--- start DATA ENTRIES ---

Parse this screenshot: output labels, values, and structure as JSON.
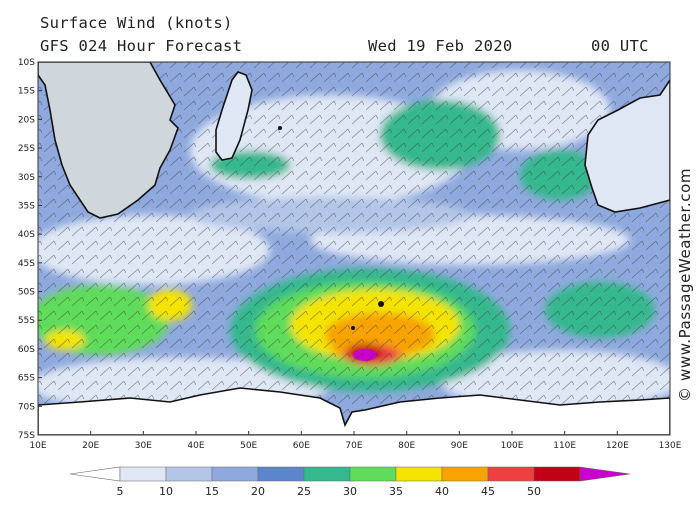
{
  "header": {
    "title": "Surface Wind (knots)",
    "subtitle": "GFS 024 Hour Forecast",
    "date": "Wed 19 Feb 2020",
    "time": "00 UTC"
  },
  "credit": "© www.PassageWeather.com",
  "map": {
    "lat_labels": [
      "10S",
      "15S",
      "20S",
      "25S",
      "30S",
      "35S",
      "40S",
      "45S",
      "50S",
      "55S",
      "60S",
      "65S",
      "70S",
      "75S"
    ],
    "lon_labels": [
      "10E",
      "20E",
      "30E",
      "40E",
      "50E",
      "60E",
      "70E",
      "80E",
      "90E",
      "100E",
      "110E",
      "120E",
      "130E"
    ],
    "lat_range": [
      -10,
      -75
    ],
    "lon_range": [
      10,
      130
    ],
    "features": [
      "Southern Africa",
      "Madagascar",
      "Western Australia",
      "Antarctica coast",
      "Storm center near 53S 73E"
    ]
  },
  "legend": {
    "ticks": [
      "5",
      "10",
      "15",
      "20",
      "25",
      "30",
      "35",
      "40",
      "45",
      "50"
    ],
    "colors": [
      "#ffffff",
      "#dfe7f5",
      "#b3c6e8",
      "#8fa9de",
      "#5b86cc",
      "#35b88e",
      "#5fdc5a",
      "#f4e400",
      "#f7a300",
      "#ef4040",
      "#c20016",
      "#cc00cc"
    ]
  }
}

--- end DATA ENTRIES ---
--- start DATA ENTRIES ---

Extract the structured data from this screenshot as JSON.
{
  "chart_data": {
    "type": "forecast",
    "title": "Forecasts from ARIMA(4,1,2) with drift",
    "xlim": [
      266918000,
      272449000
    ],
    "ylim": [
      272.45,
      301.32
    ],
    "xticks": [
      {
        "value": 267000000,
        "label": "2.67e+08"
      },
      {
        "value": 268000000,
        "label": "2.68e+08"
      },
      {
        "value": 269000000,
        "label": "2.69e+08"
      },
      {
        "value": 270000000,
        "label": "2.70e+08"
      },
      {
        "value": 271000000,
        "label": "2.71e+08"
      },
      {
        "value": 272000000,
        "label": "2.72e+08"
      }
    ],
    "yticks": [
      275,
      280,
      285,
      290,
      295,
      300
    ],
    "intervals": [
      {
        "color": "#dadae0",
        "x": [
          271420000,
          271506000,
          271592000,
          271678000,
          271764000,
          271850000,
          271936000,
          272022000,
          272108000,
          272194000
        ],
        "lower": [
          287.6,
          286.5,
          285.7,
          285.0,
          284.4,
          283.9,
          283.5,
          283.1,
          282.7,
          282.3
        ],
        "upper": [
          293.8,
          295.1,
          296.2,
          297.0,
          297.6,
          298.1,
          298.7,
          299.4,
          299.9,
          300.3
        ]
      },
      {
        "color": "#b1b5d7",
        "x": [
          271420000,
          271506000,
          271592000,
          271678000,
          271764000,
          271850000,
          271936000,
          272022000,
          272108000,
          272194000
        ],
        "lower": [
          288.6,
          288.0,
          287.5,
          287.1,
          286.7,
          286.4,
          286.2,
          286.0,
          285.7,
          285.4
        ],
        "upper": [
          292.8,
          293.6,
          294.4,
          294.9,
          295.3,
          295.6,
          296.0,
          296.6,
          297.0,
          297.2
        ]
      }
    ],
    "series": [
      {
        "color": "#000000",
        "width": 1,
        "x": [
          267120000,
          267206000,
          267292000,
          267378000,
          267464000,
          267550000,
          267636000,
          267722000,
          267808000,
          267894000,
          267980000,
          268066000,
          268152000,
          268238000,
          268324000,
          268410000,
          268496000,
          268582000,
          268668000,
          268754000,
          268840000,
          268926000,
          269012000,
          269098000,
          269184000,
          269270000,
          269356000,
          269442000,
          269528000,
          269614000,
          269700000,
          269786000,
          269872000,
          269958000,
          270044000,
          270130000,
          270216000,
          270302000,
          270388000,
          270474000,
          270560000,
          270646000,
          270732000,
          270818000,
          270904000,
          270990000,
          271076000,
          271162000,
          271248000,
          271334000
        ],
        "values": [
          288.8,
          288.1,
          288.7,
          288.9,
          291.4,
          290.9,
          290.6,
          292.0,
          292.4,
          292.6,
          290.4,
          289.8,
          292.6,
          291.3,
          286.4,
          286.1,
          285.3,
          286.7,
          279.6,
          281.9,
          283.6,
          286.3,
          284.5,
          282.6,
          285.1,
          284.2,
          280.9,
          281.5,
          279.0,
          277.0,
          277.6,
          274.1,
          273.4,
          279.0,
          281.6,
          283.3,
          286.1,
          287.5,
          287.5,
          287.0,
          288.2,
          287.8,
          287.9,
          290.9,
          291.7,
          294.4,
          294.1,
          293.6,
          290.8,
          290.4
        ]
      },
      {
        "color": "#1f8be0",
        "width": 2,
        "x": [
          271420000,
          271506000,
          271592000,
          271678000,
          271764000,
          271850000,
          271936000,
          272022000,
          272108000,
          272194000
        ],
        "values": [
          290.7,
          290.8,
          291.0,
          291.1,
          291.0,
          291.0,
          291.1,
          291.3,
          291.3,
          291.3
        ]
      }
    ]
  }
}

--- end DATA ENTRIES ---

:: TASK ::
Among the lines above, determine how many hold the word "screenshot"; report the figure alone.

:: CORRECT RESPONSE ::
2